# [WHAT THE TASK REQUIRES]
Scan the material below for lines with the word "style" and report how many there are, with nothing added.
==== MATERIAL FOR THIS TASK ====
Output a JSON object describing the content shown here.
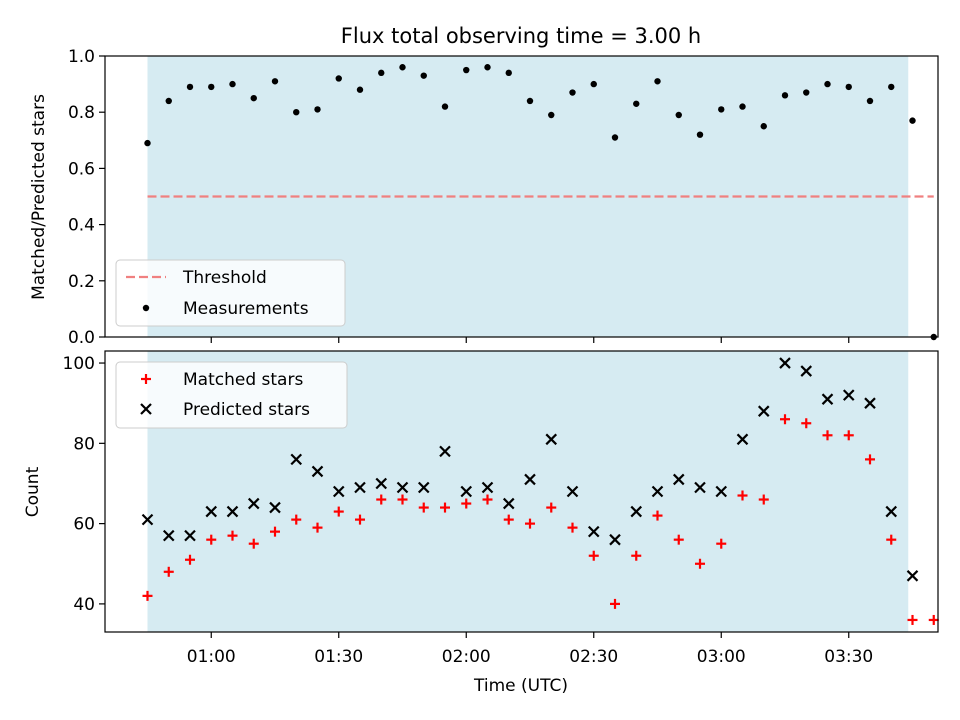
{
  "title": "Flux total observing time = 3.00 h",
  "colors": {
    "shade": "#add8e6",
    "threshold": "#f08080",
    "measurements": "#000000",
    "matched": "#ff0000",
    "predicted": "#000000"
  },
  "chart_data": [
    {
      "type": "scatter",
      "ylabel": "Matched/Predicted stars",
      "ylim": [
        0,
        1.0
      ],
      "yticks": [
        "0.0",
        "0.2",
        "0.4",
        "0.6",
        "0.8",
        "1.0"
      ],
      "shaded_interval": [
        "00:45",
        "03:44"
      ],
      "legend": {
        "placement": "lower-left",
        "entries": [
          "Threshold",
          "Measurements"
        ]
      },
      "series": [
        {
          "name": "Threshold",
          "style": "dashed-line",
          "x": [
            "00:45",
            "03:50"
          ],
          "y": [
            0.5,
            0.5
          ]
        },
        {
          "name": "Measurements",
          "style": "dot",
          "x": [
            "00:45",
            "00:50",
            "00:55",
            "01:00",
            "01:05",
            "01:10",
            "01:15",
            "01:20",
            "01:25",
            "01:30",
            "01:35",
            "01:40",
            "01:45",
            "01:50",
            "01:55",
            "02:00",
            "02:05",
            "02:10",
            "02:15",
            "02:20",
            "02:25",
            "02:30",
            "02:35",
            "02:40",
            "02:45",
            "02:50",
            "02:55",
            "03:00",
            "03:05",
            "03:10",
            "03:15",
            "03:20",
            "03:25",
            "03:30",
            "03:35",
            "03:40",
            "03:45",
            "03:50"
          ],
          "y": [
            0.69,
            0.84,
            0.89,
            0.89,
            0.9,
            0.85,
            0.91,
            0.8,
            0.81,
            0.92,
            0.88,
            0.94,
            0.96,
            0.93,
            0.82,
            0.95,
            0.96,
            0.94,
            0.84,
            0.79,
            0.87,
            0.9,
            0.71,
            0.83,
            0.91,
            0.79,
            0.72,
            0.81,
            0.82,
            0.75,
            0.86,
            0.87,
            0.9,
            0.89,
            0.84,
            0.89,
            0.77,
            0.0
          ]
        }
      ]
    },
    {
      "type": "scatter",
      "xlabel": "Time (UTC)",
      "ylabel": "Count",
      "ylim": [
        33,
        103
      ],
      "yticks": [
        "40",
        "60",
        "80",
        "100"
      ],
      "xticks": [
        "01:00",
        "01:30",
        "02:00",
        "02:30",
        "03:00",
        "03:30"
      ],
      "shaded_interval": [
        "00:45",
        "03:44"
      ],
      "legend": {
        "placement": "upper-left",
        "entries": [
          "Matched stars",
          "Predicted stars"
        ]
      },
      "series": [
        {
          "name": "Matched stars",
          "style": "plus",
          "x": [
            "00:45",
            "00:50",
            "00:55",
            "01:00",
            "01:05",
            "01:10",
            "01:15",
            "01:20",
            "01:25",
            "01:30",
            "01:35",
            "01:40",
            "01:45",
            "01:50",
            "01:55",
            "02:00",
            "02:05",
            "02:10",
            "02:15",
            "02:20",
            "02:25",
            "02:30",
            "02:35",
            "02:40",
            "02:45",
            "02:50",
            "02:55",
            "03:00",
            "03:05",
            "03:10",
            "03:15",
            "03:20",
            "03:25",
            "03:30",
            "03:35",
            "03:40",
            "03:45",
            "03:50"
          ],
          "y": [
            42,
            48,
            51,
            56,
            57,
            55,
            58,
            61,
            59,
            63,
            61,
            66,
            66,
            64,
            64,
            65,
            66,
            61,
            60,
            64,
            59,
            52,
            40,
            52,
            62,
            56,
            50,
            55,
            67,
            66,
            86,
            85,
            82,
            82,
            76,
            56,
            36,
            36
          ]
        },
        {
          "name": "Predicted stars",
          "style": "x",
          "x": [
            "00:45",
            "00:50",
            "00:55",
            "01:00",
            "01:05",
            "01:10",
            "01:15",
            "01:20",
            "01:25",
            "01:30",
            "01:35",
            "01:40",
            "01:45",
            "01:50",
            "01:55",
            "02:00",
            "02:05",
            "02:10",
            "02:15",
            "02:20",
            "02:25",
            "02:30",
            "02:35",
            "02:40",
            "02:45",
            "02:50",
            "02:55",
            "03:00",
            "03:05",
            "03:10",
            "03:15",
            "03:20",
            "03:25",
            "03:30",
            "03:35",
            "03:40",
            "03:45"
          ],
          "y": [
            61,
            57,
            57,
            63,
            63,
            65,
            64,
            76,
            73,
            68,
            69,
            70,
            69,
            69,
            78,
            68,
            69,
            65,
            71,
            81,
            68,
            58,
            56,
            63,
            68,
            71,
            69,
            68,
            81,
            88,
            100,
            98,
            91,
            92,
            90,
            63,
            47
          ]
        }
      ]
    }
  ]
}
====
# [PROBLEM SOLUTION]
4